__Direction__. Review the lines that follow and copy each one that contains the word "subtitle".

__Information supplied__.

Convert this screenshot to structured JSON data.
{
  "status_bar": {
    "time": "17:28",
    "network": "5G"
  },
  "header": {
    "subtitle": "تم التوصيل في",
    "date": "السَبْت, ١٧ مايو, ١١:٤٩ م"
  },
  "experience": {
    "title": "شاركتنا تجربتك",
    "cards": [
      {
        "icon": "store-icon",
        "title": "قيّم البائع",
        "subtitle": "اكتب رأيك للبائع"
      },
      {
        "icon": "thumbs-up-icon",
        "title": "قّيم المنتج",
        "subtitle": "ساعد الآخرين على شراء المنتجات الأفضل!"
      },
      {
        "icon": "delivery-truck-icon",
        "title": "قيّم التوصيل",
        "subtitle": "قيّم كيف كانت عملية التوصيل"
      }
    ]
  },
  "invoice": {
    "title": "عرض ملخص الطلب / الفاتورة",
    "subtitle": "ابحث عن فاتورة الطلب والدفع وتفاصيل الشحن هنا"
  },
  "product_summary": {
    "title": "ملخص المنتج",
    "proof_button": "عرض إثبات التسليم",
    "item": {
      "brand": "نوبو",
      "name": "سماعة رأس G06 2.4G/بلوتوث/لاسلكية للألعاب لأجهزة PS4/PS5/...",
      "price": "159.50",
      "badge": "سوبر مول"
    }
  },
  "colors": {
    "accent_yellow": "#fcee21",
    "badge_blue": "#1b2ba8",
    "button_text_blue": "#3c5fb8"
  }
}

__Answer to this problem__.
    "subtitle": "تم التوصيل في",
        "subtitle": "اكتب رأيك للبائع"
        "subtitle": "ساعد الآخرين على شراء المنتجات الأفضل!"
        "subtitle": "قيّم كيف كانت عملية التوصيل"
    "subtitle": "ابحث عن فاتورة الطلب والدفع وتفاصيل الشحن هنا"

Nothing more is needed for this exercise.